— start SUPPLIED MATERIAL —

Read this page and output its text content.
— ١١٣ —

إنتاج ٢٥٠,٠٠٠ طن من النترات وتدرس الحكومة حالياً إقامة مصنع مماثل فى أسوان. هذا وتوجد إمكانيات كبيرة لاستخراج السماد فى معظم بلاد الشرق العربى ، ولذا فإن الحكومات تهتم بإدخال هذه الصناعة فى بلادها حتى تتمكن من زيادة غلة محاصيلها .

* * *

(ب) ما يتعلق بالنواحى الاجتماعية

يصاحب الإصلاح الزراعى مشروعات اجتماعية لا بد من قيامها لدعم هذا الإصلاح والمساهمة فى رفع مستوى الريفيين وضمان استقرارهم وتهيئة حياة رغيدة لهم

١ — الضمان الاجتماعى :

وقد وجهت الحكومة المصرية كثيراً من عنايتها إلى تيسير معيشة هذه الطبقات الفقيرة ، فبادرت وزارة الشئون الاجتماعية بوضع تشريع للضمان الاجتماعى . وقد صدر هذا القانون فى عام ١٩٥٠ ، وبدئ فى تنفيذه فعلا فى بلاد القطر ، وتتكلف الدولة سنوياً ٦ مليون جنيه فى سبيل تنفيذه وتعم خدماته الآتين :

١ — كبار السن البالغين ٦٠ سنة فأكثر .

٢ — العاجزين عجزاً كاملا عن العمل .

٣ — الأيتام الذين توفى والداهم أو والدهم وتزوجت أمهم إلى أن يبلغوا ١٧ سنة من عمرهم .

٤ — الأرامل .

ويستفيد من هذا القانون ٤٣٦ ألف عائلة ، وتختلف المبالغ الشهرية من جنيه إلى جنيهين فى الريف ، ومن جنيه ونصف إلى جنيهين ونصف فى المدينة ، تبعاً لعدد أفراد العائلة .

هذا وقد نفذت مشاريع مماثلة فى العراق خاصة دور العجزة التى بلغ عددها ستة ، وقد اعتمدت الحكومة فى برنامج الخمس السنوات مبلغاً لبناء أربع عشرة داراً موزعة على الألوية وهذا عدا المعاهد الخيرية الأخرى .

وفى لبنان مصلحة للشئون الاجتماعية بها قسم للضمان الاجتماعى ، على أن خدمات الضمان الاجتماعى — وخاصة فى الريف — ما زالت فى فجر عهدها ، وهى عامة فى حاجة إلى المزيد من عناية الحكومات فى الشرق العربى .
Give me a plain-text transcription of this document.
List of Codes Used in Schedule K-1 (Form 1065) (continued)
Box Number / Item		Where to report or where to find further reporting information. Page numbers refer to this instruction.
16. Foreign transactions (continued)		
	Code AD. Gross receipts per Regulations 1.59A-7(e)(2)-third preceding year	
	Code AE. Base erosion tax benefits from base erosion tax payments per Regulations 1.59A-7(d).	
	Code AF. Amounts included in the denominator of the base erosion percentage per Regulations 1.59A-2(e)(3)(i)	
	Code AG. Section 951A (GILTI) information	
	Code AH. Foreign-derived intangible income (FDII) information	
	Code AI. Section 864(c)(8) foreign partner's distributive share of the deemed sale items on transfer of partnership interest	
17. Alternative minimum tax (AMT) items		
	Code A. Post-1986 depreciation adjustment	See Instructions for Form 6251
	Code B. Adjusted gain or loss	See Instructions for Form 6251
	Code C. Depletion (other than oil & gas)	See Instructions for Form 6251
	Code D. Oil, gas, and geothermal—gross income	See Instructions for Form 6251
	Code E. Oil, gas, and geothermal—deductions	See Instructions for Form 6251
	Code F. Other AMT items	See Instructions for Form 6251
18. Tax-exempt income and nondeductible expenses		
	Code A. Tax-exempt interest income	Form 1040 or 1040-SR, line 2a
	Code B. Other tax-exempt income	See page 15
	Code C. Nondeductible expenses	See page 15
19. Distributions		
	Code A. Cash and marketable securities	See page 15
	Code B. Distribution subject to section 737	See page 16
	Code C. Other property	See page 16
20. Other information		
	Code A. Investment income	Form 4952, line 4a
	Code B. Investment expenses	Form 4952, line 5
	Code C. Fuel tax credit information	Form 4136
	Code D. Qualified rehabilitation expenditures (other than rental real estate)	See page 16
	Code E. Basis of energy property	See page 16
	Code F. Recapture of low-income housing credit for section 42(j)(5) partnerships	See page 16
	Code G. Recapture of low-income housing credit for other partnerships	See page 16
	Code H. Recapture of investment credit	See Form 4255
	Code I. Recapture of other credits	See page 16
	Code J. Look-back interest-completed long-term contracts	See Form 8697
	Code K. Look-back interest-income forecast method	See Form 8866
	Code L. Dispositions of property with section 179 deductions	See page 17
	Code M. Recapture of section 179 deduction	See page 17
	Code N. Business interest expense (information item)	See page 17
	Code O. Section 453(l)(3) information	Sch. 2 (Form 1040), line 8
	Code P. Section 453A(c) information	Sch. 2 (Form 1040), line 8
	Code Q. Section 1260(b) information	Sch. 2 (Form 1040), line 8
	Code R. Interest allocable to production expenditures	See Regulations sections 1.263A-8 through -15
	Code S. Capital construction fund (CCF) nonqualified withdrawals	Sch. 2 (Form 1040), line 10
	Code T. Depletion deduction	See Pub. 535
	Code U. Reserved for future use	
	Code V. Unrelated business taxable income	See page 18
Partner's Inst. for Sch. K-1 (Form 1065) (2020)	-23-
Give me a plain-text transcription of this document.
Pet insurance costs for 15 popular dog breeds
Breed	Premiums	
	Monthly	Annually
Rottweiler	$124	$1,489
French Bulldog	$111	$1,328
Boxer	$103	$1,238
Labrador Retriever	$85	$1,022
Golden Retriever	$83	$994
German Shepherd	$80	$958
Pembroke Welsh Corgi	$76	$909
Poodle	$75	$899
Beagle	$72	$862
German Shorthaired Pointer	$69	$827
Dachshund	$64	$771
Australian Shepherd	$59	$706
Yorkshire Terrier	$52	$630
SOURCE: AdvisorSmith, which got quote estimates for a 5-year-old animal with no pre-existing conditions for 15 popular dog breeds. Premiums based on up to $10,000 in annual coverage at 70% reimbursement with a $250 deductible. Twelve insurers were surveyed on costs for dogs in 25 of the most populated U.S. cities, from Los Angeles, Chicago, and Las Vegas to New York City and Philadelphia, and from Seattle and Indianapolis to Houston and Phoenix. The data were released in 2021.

— end SUPPLIED MATERIAL —

**AIM OF THE EXERCISE:**
Output the data above exactly, please, line for line.

**TASK RESPONSE:**
Read this page and output its text content.
— ١١٣ —

إنتاج ٢٥٠,٠٠٠ طن من النترات وتدرس الحكومة حالياً إقامة مصنع مماثل فى أسوان. هذا وتوجد إمكانيات كبيرة لاستخراج السماد فى معظم بلاد الشرق العربى ، ولذا فإن الحكومات تهتم بإدخال هذه الصناعة فى بلادها حتى تتمكن من زيادة غلة محاصيلها .

* * *

(ب) ما يتعلق بالنواحى الاجتماعية

يصاحب الإصلاح الزراعى مشروعات اجتماعية لا بد من قيامها لدعم هذا الإصلاح والمساهمة فى رفع مستوى الريفيين وضمان استقرارهم وتهيئة حياة رغيدة لهم

١ — الضمان الاجتماعى :

وقد وجهت الحكومة المصرية كثيراً من عنايتها إلى تيسير معيشة هذه الطبقات الفقيرة ، فبادرت وزارة الشئون الاجتماعية بوضع تشريع للضمان الاجتماعى . وقد صدر هذا القانون فى عام ١٩٥٠ ، وبدئ فى تنفيذه فعلا فى بلاد القطر ، وتتكلف الدولة سنوياً ٦ مليون جنيه فى سبيل تنفيذه وتعم خدماته الآتين :

١ — كبار السن البالغين ٦٠ سنة فأكثر .

٢ — العاجزين عجزاً كاملا عن العمل .

٣ — الأيتام الذين توفى والداهم أو والدهم وتزوجت أمهم إلى أن يبلغوا ١٧ سنة من عمرهم .

٤ — الأرامل .

ويستفيد من هذا القانون ٤٣٦ ألف عائلة ، وتختلف المبالغ الشهرية من جنيه إلى جنيهين فى الريف ، ومن جنيه ونصف إلى جنيهين ونصف فى المدينة ، تبعاً لعدد أفراد العائلة .

هذا وقد نفذت مشاريع مماثلة فى العراق خاصة دور العجزة التى بلغ عددها ستة ، وقد اعتمدت الحكومة فى برنامج الخمس السنوات مبلغاً لبناء أربع عشرة داراً موزعة على الألوية وهذا عدا المعاهد الخيرية الأخرى .

وفى لبنان مصلحة للشئون الاجتماعية بها قسم للضمان الاجتماعى ، على أن خدمات الضمان الاجتماعى — وخاصة فى الريف — ما زالت فى فجر عهدها ، وهى عامة فى حاجة إلى المزيد من عناية الحكومات فى الشرق العربى .
Give me a plain-text transcription of this document.
List of Codes Used in Schedule K-1 (Form 1065) (continued)
Box Number / Item		Where to report or where to find further reporting information. Page numbers refer to this instruction.
16. Foreign transactions (continued)		
	Code AD. Gross receipts per Regulations 1.59A-7(e)(2)-third preceding year	
	Code AE. Base erosion tax benefits from base erosion tax payments per Regulations 1.59A-7(d).	
	Code AF. Amounts included in the denominator of the base erosion percentage per Regulations 1.59A-2(e)(3)(i)	
	Code AG. Section 951A (GILTI) information	
	Code AH. Foreign-derived intangible income (FDII) information	
	Code AI. Section 864(c)(8) foreign partner's distributive share of the deemed sale items on transfer of partnership interest	
17. Alternative minimum tax (AMT) items		
	Code A. Post-1986 depreciation adjustment	See Instructions for Form 6251
	Code B. Adjusted gain or loss	See Instructions for Form 6251
	Code C. Depletion (other than oil & gas)	See Instructions for Form 6251
	Code D. Oil, gas, and geothermal—gross income	See Instructions for Form 6251
	Code E. Oil, gas, and geothermal—deductions	See Instructions for Form 6251
	Code F. Other AMT items	See Instructions for Form 6251
18. Tax-exempt income and nondeductible expenses		
	Code A. Tax-exempt interest income	Form 1040 or 1040-SR, line 2a
	Code B. Other tax-exempt income	See page 15
	Code C. Nondeductible expenses	See page 15
19. Distributions		
	Code A. Cash and marketable securities	See page 15
	Code B. Distribution subject to section 737	See page 16
	Code C. Other property	See page 16
20. Other information		
	Code A. Investment income	Form 4952, line 4a
	Code B. Investment expenses	Form 4952, line 5
	Code C. Fuel tax credit information	Form 4136
	Code D. Qualified rehabilitation expenditures (other than rental real estate)	See page 16
	Code E. Basis of energy property	See page 16
	Code F. Recapture of low-income housing credit for section 42(j)(5) partnerships	See page 16
	Code G. Recapture of low-income housing credit for other partnerships	See page 16
	Code H. Recapture of investment credit	See Form 4255
	Code I. Recapture of other credits	See page 16
	Code J. Look-back interest-completed long-term contracts	See Form 8697
	Code K. Look-back interest-income forecast method	See Form 8866
	Code L. Dispositions of property with section 179 deductions	See page 17
	Code M. Recapture of section 179 deduction	See page 17
	Code N. Business interest expense (information item)	See page 17
	Code O. Section 453(l)(3) information	Sch. 2 (Form 1040), line 8
	Code P. Section 453A(c) information	Sch. 2 (Form 1040), line 8
	Code Q. Section 1260(b) information	Sch. 2 (Form 1040), line 8
	Code R. Interest allocable to production expenditures	See Regulations sections 1.263A-8 through -15
	Code S. Capital construction fund (CCF) nonqualified withdrawals	Sch. 2 (Form 1040), line 10
	Code T. Depletion deduction	See Pub. 535
	Code U. Reserved for future use	
	Code V. Unrelated business taxable income	See page 18
Partner's Inst. for Sch. K-1 (Form 1065) (2020)	-23-
Give me a plain-text transcription of this document.
Pet insurance costs for 15 popular dog breeds
Breed	Premiums	
	Monthly	Annually
Rottweiler	$124	$1,489
French Bulldog	$111	$1,328
Boxer	$103	$1,238
Labrador Retriever	$85	$1,022
Golden Retriever	$83	$994
German Shepherd	$80	$958
Pembroke Welsh Corgi	$76	$909
Poodle	$75	$899
Beagle	$72	$862
German Shorthaired Pointer	$69	$827
Dachshund	$64	$771
Australian Shepherd	$59	$706
Yorkshire Terrier	$52	$630
SOURCE: AdvisorSmith, which got quote estimates for a 5-year-old animal with no pre-existing conditions for 15 popular dog breeds. Premiums based on up to $10,000 in annual coverage at 70% reimbursement with a $250 deductible. Twelve insurers were surveyed on costs for dogs in 25 of the most populated U.S. cities, from Los Angeles, Chicago, and Las Vegas to New York City and Philadelphia, and from Seattle and Indianapolis to Houston and Phoenix. The data were released in 2021.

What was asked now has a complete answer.